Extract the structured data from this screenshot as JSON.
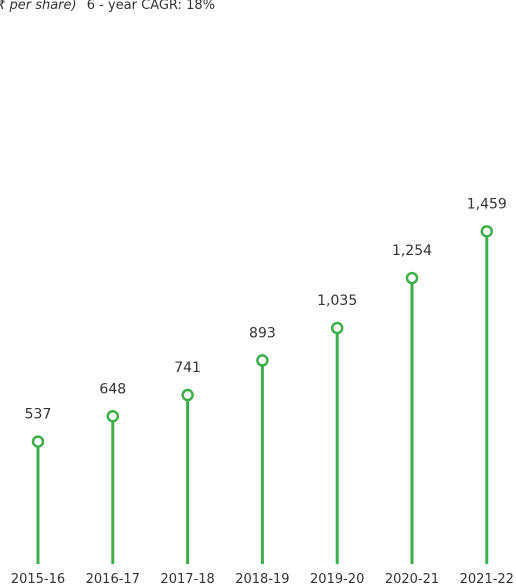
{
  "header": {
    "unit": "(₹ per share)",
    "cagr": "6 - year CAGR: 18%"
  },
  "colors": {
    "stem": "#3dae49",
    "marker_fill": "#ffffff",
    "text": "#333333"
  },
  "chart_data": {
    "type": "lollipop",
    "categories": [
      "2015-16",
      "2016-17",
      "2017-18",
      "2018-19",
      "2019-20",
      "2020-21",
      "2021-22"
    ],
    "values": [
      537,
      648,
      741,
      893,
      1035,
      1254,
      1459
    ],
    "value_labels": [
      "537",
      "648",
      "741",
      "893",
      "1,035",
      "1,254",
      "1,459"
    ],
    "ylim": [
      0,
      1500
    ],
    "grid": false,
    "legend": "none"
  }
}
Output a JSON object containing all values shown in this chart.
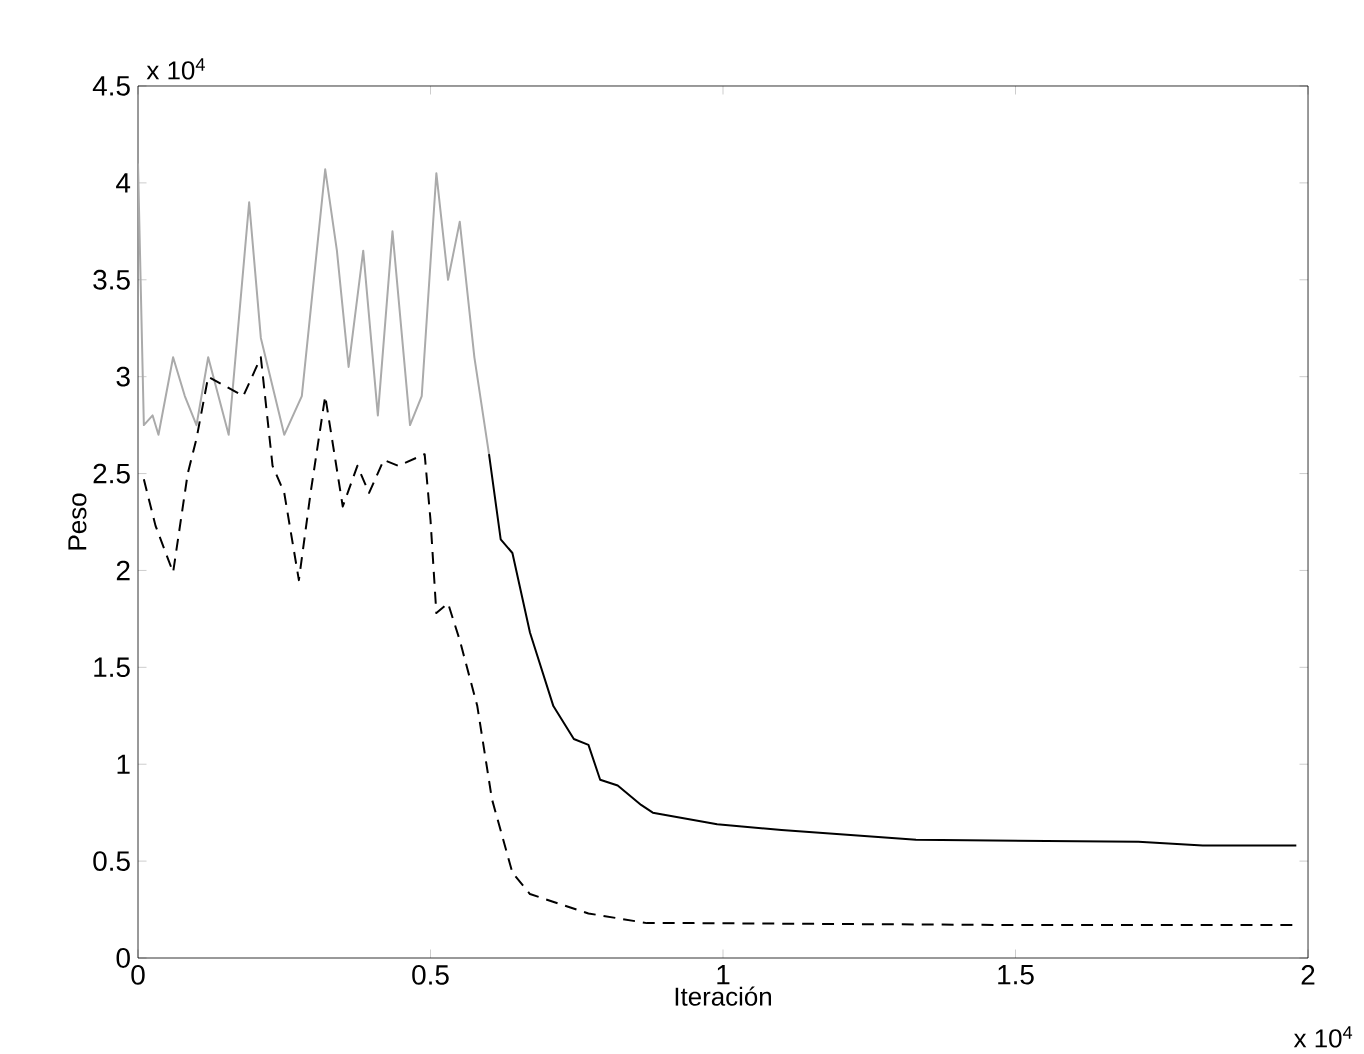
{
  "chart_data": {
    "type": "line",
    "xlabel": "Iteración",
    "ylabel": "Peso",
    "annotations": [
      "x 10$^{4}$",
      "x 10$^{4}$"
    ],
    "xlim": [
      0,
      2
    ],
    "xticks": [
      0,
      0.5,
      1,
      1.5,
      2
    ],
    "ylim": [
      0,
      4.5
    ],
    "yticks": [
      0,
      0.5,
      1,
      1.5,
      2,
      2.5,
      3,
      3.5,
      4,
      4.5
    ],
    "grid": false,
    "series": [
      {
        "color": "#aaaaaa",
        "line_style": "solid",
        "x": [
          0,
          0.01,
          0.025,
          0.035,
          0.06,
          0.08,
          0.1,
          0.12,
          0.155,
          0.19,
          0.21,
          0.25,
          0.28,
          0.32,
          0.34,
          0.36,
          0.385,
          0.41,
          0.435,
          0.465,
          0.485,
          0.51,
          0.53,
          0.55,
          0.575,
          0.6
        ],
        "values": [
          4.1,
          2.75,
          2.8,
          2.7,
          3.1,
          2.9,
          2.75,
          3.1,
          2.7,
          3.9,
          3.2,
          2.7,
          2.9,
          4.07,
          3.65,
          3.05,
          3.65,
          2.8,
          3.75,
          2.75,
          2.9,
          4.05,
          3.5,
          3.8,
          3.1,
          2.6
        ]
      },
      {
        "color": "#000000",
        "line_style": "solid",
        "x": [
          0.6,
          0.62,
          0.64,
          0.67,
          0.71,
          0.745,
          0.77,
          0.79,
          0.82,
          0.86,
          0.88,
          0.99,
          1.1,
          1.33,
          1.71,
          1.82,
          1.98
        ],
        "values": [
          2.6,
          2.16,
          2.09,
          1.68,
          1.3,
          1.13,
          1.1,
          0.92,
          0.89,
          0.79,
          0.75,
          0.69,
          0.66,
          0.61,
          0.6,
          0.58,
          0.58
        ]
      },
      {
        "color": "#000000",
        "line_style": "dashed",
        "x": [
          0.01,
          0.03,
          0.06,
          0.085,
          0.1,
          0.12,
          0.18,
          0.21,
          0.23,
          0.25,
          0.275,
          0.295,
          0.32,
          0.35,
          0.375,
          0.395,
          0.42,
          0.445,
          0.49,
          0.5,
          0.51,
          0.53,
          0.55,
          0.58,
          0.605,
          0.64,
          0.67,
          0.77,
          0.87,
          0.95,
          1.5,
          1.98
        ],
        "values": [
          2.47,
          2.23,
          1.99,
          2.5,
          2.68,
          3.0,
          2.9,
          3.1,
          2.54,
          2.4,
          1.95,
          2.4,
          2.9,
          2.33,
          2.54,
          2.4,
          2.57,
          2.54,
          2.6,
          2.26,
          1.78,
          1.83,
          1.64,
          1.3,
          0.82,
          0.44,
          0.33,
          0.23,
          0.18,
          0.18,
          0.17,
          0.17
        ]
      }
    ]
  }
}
==
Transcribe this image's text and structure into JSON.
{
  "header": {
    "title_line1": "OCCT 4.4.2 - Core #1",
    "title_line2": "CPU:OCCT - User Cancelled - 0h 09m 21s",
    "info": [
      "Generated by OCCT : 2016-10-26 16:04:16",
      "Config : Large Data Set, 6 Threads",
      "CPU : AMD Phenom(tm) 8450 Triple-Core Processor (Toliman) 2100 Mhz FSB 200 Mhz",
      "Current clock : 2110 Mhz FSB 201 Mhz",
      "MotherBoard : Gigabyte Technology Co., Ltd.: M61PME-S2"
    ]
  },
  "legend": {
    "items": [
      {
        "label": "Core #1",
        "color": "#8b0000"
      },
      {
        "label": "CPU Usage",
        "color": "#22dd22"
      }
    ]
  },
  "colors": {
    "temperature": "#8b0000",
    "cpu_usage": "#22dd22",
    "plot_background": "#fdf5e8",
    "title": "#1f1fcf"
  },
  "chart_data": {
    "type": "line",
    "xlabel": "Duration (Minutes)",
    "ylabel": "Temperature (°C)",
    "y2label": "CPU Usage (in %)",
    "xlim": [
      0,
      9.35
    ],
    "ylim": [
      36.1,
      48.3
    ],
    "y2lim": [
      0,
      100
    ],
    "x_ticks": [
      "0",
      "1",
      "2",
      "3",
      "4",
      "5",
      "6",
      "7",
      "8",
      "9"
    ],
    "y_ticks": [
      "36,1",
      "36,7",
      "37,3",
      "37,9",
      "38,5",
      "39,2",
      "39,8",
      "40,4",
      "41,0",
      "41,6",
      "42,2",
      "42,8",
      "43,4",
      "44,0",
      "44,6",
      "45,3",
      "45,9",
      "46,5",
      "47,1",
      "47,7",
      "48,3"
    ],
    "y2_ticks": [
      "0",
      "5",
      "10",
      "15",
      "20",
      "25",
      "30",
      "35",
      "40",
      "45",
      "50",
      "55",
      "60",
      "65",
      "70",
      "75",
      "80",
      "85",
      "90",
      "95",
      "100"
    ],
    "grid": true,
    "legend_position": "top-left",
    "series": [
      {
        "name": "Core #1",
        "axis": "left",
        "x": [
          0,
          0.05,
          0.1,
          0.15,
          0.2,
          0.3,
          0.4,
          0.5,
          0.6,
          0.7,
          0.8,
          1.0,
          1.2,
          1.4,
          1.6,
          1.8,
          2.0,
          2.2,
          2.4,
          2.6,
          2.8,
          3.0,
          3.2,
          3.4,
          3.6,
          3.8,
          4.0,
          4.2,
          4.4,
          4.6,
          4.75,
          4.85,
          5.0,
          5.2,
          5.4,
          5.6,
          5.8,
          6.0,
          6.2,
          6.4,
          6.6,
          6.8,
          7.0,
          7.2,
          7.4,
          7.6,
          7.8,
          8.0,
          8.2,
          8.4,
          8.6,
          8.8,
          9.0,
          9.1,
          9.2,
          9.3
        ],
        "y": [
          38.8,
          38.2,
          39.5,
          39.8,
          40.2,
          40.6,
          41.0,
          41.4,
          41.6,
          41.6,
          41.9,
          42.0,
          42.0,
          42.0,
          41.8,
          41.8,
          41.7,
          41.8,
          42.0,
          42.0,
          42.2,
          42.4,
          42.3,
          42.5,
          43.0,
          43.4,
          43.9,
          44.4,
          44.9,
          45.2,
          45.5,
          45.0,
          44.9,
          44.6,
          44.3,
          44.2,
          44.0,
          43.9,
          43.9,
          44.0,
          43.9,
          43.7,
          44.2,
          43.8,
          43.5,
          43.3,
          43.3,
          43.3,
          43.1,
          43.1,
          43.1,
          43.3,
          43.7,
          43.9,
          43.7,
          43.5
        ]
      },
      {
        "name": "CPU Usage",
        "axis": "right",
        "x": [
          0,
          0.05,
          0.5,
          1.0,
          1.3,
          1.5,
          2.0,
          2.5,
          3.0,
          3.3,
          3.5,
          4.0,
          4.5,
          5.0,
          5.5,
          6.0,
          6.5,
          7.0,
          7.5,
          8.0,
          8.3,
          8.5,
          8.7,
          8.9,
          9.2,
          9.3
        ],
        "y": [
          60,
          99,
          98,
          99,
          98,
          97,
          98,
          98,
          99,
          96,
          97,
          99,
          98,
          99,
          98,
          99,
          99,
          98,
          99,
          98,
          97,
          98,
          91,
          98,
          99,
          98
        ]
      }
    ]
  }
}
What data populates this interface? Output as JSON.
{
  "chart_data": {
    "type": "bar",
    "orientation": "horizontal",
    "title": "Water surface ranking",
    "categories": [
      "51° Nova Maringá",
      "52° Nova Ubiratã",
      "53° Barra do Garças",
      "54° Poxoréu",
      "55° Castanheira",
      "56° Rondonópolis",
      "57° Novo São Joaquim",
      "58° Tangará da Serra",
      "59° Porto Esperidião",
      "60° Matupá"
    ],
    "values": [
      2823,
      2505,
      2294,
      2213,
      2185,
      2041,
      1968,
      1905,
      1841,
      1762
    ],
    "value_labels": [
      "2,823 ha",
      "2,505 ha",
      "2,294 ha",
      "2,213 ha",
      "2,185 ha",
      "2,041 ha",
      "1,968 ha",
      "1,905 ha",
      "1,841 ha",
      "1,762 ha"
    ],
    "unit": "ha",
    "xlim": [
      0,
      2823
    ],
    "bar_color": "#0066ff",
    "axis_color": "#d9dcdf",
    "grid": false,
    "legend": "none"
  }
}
==
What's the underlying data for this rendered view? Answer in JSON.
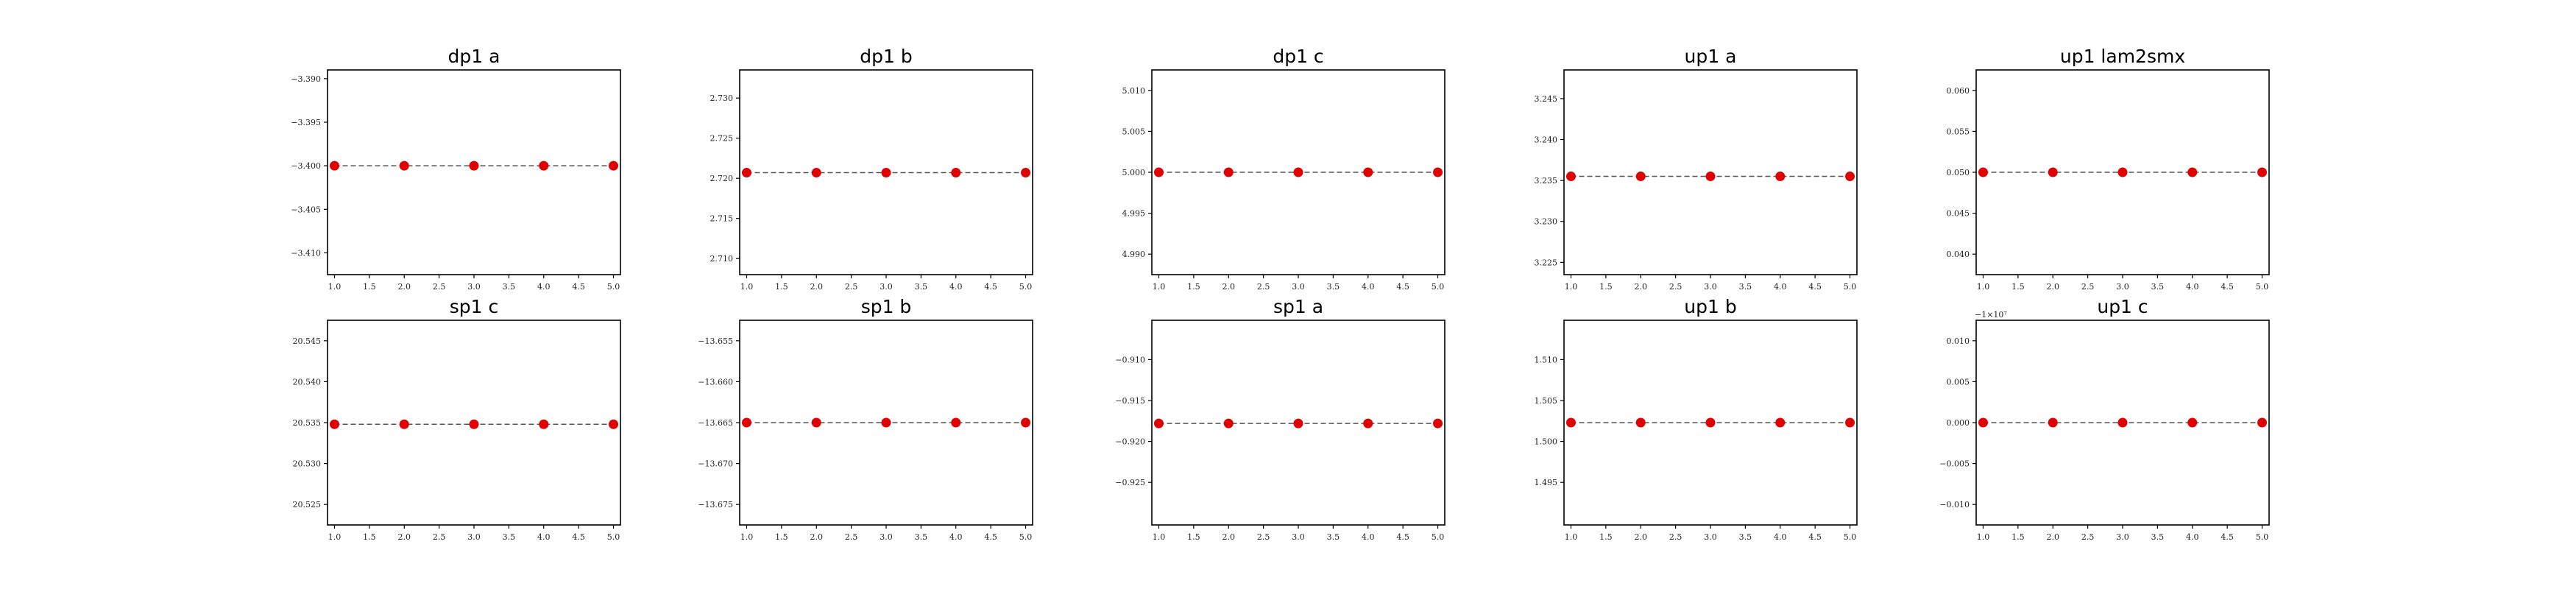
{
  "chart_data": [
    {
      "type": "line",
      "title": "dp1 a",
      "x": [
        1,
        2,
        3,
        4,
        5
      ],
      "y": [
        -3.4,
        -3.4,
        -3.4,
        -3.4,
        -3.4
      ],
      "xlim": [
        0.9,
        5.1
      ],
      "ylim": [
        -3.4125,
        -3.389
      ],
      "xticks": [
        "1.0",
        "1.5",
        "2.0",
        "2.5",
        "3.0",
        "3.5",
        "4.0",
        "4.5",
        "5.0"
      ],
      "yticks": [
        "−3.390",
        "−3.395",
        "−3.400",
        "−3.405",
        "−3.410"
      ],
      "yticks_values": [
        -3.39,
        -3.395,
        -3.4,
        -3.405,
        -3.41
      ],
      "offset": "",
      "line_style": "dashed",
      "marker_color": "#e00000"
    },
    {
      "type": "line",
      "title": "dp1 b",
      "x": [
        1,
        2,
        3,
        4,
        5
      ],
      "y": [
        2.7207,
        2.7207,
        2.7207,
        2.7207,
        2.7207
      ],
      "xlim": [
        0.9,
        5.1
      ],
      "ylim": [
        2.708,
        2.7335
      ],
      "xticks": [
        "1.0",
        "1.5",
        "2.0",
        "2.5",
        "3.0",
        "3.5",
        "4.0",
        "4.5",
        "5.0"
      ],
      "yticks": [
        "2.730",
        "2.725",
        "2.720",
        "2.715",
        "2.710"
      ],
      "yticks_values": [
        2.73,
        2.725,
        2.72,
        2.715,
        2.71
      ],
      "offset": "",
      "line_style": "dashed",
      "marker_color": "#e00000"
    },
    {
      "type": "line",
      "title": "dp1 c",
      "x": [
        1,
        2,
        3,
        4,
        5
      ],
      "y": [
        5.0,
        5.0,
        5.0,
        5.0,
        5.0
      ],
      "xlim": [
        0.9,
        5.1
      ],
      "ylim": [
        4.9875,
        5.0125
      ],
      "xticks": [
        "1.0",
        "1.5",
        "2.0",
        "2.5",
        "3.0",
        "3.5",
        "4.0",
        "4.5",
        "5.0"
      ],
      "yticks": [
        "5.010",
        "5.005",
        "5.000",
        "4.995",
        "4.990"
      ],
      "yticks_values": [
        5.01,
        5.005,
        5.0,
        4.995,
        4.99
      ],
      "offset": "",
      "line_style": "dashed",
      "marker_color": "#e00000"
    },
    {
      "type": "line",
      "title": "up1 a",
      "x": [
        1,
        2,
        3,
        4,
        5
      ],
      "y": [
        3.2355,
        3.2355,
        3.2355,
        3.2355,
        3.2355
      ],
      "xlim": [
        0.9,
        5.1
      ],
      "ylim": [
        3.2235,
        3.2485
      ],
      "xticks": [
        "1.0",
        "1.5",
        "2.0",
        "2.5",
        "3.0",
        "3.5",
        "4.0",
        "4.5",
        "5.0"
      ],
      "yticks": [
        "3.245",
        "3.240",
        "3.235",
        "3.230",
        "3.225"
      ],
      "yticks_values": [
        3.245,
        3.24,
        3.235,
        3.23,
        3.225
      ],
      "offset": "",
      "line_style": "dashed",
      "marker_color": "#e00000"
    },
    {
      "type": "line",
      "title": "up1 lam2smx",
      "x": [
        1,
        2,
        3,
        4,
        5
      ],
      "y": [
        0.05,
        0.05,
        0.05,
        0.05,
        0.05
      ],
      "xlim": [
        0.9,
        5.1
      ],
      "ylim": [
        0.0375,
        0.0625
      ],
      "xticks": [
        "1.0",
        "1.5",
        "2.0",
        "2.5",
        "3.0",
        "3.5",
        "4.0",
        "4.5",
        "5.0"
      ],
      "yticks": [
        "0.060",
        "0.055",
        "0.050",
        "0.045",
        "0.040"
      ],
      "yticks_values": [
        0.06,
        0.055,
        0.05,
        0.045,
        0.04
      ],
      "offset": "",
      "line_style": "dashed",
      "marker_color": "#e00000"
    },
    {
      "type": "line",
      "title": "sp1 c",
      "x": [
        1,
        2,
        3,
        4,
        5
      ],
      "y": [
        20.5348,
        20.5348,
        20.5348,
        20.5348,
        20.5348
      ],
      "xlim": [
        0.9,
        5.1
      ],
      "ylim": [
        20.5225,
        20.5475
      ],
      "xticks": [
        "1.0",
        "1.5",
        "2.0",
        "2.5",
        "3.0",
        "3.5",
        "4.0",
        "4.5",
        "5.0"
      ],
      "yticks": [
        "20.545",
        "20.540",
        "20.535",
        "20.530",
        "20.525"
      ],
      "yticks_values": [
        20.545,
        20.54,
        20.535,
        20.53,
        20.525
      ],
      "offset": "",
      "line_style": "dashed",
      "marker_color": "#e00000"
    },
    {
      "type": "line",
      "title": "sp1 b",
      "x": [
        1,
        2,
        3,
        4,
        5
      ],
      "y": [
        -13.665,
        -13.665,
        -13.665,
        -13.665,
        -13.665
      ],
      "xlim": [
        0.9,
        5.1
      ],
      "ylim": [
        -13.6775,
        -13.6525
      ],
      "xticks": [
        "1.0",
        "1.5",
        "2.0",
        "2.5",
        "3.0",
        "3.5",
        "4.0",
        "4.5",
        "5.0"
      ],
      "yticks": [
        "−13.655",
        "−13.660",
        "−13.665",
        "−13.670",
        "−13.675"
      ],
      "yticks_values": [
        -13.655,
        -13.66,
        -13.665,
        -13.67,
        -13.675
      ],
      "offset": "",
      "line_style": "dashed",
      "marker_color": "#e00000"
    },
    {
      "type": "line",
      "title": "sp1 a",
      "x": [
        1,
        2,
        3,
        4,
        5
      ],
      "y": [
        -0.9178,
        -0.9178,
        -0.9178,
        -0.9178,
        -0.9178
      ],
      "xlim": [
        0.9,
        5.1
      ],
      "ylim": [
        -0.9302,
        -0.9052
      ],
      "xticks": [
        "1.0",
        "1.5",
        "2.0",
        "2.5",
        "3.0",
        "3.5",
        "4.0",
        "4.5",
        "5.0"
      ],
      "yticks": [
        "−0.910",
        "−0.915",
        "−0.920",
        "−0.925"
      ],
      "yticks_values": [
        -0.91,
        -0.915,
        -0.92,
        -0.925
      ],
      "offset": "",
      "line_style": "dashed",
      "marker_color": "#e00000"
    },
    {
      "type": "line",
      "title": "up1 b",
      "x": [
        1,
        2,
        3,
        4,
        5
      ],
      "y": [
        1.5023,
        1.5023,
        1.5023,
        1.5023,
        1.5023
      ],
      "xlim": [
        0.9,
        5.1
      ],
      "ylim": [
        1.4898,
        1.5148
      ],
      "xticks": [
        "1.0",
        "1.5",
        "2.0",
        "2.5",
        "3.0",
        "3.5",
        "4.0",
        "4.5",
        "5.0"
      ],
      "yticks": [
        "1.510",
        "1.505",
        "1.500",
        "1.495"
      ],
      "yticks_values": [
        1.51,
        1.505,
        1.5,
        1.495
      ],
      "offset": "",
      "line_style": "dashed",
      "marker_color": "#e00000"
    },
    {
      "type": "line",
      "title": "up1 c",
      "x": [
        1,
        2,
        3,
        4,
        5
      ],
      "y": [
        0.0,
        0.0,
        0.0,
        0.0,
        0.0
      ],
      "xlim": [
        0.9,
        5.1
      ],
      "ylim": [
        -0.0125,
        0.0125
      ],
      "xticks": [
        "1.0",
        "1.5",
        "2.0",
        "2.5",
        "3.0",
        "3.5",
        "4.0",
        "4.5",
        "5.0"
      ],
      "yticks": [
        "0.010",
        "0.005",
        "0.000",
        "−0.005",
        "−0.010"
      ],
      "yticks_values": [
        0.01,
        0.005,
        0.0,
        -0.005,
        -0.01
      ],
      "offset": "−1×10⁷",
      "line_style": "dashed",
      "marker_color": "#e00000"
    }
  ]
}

Short task: Your answer should be a single number: how many lines of the material contain the word "Output".

Task solution: 2